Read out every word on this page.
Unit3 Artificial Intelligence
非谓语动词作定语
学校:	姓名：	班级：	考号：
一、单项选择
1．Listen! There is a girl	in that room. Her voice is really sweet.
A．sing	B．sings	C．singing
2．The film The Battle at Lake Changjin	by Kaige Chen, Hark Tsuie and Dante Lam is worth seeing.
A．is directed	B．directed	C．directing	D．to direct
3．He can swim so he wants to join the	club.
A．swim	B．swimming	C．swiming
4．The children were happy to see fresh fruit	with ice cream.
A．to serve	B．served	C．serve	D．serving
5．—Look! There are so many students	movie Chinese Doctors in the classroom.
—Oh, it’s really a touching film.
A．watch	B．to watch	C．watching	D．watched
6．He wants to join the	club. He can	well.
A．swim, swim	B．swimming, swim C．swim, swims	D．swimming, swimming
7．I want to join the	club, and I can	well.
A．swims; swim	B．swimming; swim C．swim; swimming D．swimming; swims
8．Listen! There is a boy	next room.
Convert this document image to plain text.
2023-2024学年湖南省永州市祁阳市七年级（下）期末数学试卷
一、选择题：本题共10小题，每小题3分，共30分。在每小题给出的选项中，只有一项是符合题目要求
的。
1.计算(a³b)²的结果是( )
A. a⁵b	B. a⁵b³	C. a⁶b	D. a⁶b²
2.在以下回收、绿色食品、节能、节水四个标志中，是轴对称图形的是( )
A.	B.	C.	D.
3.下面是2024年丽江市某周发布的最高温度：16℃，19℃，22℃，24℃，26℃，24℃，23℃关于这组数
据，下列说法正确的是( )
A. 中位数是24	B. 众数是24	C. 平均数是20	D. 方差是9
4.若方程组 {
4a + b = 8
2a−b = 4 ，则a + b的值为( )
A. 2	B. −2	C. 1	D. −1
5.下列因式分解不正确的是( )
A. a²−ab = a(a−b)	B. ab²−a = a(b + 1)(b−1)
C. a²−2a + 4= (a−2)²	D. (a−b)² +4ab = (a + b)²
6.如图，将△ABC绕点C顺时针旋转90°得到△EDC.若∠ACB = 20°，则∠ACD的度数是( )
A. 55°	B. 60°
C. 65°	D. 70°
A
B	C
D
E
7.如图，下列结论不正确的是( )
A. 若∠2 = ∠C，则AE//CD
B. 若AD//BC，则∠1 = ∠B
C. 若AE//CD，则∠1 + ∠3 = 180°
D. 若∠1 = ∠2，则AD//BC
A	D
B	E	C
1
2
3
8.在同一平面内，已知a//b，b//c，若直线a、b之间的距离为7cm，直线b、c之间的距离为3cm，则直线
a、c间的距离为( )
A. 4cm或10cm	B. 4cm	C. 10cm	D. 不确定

•••

Give only the number of lines in the preceding material that contain the string "film".

> [Task output]: 2